## Task description
Transcribe each of the following rows word for word, keeping every character, bracket and number as shown.

## Input material

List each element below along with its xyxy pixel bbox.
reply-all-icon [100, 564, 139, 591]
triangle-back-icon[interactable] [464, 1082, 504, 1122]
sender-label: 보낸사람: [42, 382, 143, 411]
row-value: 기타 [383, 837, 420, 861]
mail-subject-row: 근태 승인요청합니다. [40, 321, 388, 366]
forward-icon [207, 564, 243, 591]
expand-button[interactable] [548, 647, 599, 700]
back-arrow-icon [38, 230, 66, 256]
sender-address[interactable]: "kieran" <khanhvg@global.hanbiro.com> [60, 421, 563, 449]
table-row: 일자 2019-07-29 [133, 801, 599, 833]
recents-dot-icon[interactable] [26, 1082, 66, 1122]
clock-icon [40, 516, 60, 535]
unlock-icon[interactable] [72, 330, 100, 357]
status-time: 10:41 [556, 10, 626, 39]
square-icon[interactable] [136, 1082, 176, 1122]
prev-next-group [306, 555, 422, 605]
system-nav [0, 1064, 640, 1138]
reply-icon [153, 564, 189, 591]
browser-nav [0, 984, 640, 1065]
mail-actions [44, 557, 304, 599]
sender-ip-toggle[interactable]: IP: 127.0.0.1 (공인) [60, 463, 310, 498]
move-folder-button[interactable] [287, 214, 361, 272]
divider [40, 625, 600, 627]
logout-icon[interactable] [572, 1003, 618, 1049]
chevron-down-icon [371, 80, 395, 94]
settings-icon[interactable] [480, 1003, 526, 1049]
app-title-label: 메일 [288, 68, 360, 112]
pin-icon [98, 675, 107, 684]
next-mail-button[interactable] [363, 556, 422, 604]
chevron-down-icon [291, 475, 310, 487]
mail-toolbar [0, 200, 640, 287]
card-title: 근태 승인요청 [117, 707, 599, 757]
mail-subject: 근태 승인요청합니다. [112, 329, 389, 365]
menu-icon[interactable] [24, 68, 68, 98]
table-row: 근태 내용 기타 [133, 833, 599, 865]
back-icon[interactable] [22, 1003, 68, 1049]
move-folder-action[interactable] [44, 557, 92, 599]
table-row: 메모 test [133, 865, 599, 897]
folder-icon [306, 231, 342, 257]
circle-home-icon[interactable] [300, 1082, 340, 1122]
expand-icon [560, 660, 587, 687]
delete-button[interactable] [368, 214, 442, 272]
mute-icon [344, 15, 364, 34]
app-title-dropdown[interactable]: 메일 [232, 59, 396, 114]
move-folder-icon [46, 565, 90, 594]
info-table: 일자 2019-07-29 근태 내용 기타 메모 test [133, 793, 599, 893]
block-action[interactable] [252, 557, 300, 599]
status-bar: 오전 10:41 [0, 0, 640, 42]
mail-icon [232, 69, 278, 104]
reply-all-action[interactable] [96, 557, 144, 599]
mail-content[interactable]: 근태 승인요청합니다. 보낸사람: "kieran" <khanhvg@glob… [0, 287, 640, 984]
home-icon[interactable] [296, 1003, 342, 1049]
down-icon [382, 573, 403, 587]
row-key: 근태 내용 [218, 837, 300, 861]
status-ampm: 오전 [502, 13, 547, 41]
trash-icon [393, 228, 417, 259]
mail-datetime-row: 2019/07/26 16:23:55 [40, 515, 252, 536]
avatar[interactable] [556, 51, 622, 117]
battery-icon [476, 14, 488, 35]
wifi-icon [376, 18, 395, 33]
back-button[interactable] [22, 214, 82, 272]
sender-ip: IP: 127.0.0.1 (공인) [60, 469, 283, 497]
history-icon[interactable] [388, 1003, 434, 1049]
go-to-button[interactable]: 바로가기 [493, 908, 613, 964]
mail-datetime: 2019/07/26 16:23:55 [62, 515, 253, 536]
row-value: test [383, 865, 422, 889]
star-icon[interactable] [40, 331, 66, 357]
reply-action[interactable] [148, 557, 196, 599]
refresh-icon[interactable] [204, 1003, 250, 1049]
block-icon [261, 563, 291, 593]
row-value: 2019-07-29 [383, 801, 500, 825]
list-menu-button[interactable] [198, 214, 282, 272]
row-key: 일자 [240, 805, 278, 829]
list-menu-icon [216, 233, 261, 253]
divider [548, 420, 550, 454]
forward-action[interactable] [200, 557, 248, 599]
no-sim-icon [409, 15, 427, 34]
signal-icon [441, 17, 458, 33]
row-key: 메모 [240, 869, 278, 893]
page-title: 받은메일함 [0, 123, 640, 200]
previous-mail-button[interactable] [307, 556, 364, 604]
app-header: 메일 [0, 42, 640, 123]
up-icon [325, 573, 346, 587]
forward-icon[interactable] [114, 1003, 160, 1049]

## Exercise answer
List each element below along with its xyxy pixel bbox.
reply-all-icon [100, 564, 139, 591]
triangle-back-icon[interactable] [464, 1082, 504, 1122]
sender-label: 보낸사람: [42, 382, 143, 411]
row-value: 기타 [383, 837, 420, 861]
mail-subject-row: 근태 승인요청합니다. [40, 321, 388, 366]
forward-icon [207, 564, 243, 591]
expand-button[interactable] [548, 647, 599, 700]
back-arrow-icon [38, 230, 66, 256]
sender-address[interactable]: "kieran" <khanhvg@global.hanbiro.com> [60, 421, 563, 449]
table-row: 일자 2019-07-29 [133, 801, 599, 833]
recents-dot-icon[interactable] [26, 1082, 66, 1122]
clock-icon [40, 516, 60, 535]
unlock-icon[interactable] [72, 330, 100, 357]
status-time: 10:41 [556, 10, 626, 39]
square-icon[interactable] [136, 1082, 176, 1122]
prev-next-group [306, 555, 422, 605]
system-nav [0, 1064, 640, 1138]
reply-icon [153, 564, 189, 591]
browser-nav [0, 984, 640, 1065]
mail-actions [44, 557, 304, 599]
sender-ip-toggle[interactable]: IP: 127.0.0.1 (공인) [60, 463, 310, 498]
move-folder-button[interactable] [287, 214, 361, 272]
divider [40, 625, 600, 627]
logout-icon[interactable] [572, 1003, 618, 1049]
chevron-down-icon [371, 80, 395, 94]
settings-icon[interactable] [480, 1003, 526, 1049]
app-title-label: 메일 [288, 68, 360, 112]
pin-icon [98, 675, 107, 684]
next-mail-button[interactable] [363, 556, 422, 604]
chevron-down-icon [291, 475, 310, 487]
mail-toolbar [0, 200, 640, 287]
card-title: 근태 승인요청 [117, 707, 599, 757]
mail-subject: 근태 승인요청합니다. [112, 329, 389, 365]
menu-icon[interactable] [24, 68, 68, 98]
table-row: 근태 내용 기타 [133, 833, 599, 865]
back-icon[interactable] [22, 1003, 68, 1049]
move-folder-action[interactable] [44, 557, 92, 599]
table-row: 메모 test [133, 865, 599, 897]
folder-icon [306, 231, 342, 257]
circle-home-icon[interactable] [300, 1082, 340, 1122]
expand-icon [560, 660, 587, 687]
delete-button[interactable] [368, 214, 442, 272]
mute-icon [344, 15, 364, 34]
app-title-dropdown[interactable]: 메일 [232, 59, 396, 114]
move-folder-icon [46, 565, 90, 594]
info-table: 일자 2019-07-29 근태 내용 기타 메모 test [133, 793, 599, 893]
block-action[interactable] [252, 557, 300, 599]
status-bar: 오전 10:41 [0, 0, 640, 42]
mail-icon [232, 69, 278, 104]
reply-all-action[interactable] [96, 557, 144, 599]
mail-content[interactable]: 근태 승인요청합니다. 보낸사람: "kieran" <khanhvg@glob… [0, 287, 640, 984]
home-icon[interactable] [296, 1003, 342, 1049]
down-icon [382, 573, 403, 587]
row-key: 근태 내용 [218, 837, 300, 861]
status-ampm: 오전 [502, 13, 547, 41]
trash-icon [393, 228, 417, 259]
mail-datetime-row: 2019/07/26 16:23:55 [40, 515, 252, 536]
avatar[interactable] [556, 51, 622, 117]
battery-icon [476, 14, 488, 35]
wifi-icon [376, 18, 395, 33]
back-button[interactable] [22, 214, 82, 272]
sender-ip: IP: 127.0.0.1 (공인) [60, 469, 283, 497]
history-icon[interactable] [388, 1003, 434, 1049]
go-to-button[interactable]: 바로가기 [493, 908, 613, 964]
mail-datetime: 2019/07/26 16:23:55 [62, 515, 253, 536]
row-value: test [383, 865, 422, 889]
star-icon[interactable] [40, 331, 66, 357]
reply-action[interactable] [148, 557, 196, 599]
refresh-icon[interactable] [204, 1003, 250, 1049]
block-icon [261, 563, 291, 593]
row-value: 2019-07-29 [383, 801, 500, 825]
list-menu-button[interactable] [198, 214, 282, 272]
row-key: 일자 [240, 805, 278, 829]
list-menu-icon [216, 233, 261, 253]
divider [548, 420, 550, 454]
forward-action[interactable] [200, 557, 248, 599]
no-sim-icon [409, 15, 427, 34]
signal-icon [441, 17, 458, 33]
row-key: 메모 [240, 869, 278, 893]
page-title: 받은메일함 [0, 123, 640, 200]
previous-mail-button[interactable] [307, 556, 364, 604]
app-header: 메일 [0, 42, 640, 123]
up-icon [325, 573, 346, 587]
forward-icon[interactable] [114, 1003, 160, 1049]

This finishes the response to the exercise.